◆ **PROBLEM DETAILS**
Copy out each of the entries below, word for word and line for line, changing nothing.

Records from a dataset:
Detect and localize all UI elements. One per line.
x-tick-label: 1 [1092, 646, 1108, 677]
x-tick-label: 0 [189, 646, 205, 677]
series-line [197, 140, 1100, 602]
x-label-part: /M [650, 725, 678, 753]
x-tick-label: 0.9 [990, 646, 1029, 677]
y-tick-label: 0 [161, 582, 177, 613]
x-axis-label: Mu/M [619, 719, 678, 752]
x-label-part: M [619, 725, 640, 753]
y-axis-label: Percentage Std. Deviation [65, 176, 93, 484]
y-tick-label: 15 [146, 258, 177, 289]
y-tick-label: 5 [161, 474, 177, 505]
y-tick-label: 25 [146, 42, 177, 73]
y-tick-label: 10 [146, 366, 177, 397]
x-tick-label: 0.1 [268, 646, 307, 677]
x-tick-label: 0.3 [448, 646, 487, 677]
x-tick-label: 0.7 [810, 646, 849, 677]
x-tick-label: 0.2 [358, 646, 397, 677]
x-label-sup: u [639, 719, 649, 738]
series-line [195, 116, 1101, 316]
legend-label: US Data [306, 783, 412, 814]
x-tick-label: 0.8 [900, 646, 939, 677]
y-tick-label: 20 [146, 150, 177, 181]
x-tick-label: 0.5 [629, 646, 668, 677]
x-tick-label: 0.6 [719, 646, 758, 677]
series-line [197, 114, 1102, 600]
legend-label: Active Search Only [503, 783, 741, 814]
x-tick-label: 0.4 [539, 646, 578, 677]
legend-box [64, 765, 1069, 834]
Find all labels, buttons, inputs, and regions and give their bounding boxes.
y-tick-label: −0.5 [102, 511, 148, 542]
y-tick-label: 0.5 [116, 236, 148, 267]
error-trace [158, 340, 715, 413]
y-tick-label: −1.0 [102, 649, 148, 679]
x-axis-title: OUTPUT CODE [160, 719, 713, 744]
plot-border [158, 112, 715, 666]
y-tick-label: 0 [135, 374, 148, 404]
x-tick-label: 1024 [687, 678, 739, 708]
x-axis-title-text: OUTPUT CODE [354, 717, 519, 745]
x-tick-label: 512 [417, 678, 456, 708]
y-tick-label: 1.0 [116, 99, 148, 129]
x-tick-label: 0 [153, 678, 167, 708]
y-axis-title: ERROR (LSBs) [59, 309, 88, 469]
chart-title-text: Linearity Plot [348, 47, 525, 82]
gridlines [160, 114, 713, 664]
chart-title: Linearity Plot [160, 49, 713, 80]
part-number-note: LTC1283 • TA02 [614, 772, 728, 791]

◆ **FULL SOLUTION**
Detect and localize all UI elements. One per line.
x-tick-label: 1 [1092, 646, 1108, 677]
x-tick-label: 0 [189, 646, 205, 677]
series-line [197, 140, 1100, 602]
x-label-part: /M [650, 725, 678, 753]
x-tick-label: 0.9 [990, 646, 1029, 677]
y-tick-label: 0 [161, 582, 177, 613]
x-axis-label: Mu/M [619, 719, 678, 752]
x-label-part: M [619, 725, 640, 753]
y-axis-label: Percentage Std. Deviation [65, 176, 93, 484]
y-tick-label: 15 [146, 258, 177, 289]
y-tick-label: 5 [161, 474, 177, 505]
y-tick-label: 25 [146, 42, 177, 73]
y-tick-label: 10 [146, 366, 177, 397]
x-tick-label: 0.1 [268, 646, 307, 677]
x-tick-label: 0.3 [448, 646, 487, 677]
x-tick-label: 0.7 [810, 646, 849, 677]
x-tick-label: 0.2 [358, 646, 397, 677]
x-label-sup: u [639, 719, 649, 738]
series-line [195, 116, 1101, 316]
legend-label: US Data [306, 783, 412, 814]
x-tick-label: 0.8 [900, 646, 939, 677]
y-tick-label: 20 [146, 150, 177, 181]
x-tick-label: 0.5 [629, 646, 668, 677]
x-tick-label: 0.6 [719, 646, 758, 677]
series-line [197, 114, 1102, 600]
legend-label: Active Search Only [503, 783, 741, 814]
x-tick-label: 0.4 [539, 646, 578, 677]
legend-box [64, 765, 1069, 834]
Find all labels, buttons, inputs, and regions and give their bounding boxes.
y-tick-label: −0.5 [102, 511, 148, 542]
y-tick-label: 0.5 [116, 236, 148, 267]
error-trace [158, 340, 715, 413]
y-tick-label: −1.0 [102, 649, 148, 679]
x-axis-title: OUTPUT CODE [160, 719, 713, 744]
plot-border [158, 112, 715, 666]
y-tick-label: 0 [135, 374, 148, 404]
x-tick-label: 1024 [687, 678, 739, 708]
x-axis-title-text: OUTPUT CODE [354, 717, 519, 745]
x-tick-label: 512 [417, 678, 456, 708]
y-tick-label: 1.0 [116, 99, 148, 129]
x-tick-label: 0 [153, 678, 167, 708]
y-axis-title: ERROR (LSBs) [59, 309, 88, 469]
chart-title-text: Linearity Plot [348, 47, 525, 82]
gridlines [160, 114, 713, 664]
chart-title: Linearity Plot [160, 49, 713, 80]
part-number-note: LTC1283 • TA02 [614, 772, 728, 791]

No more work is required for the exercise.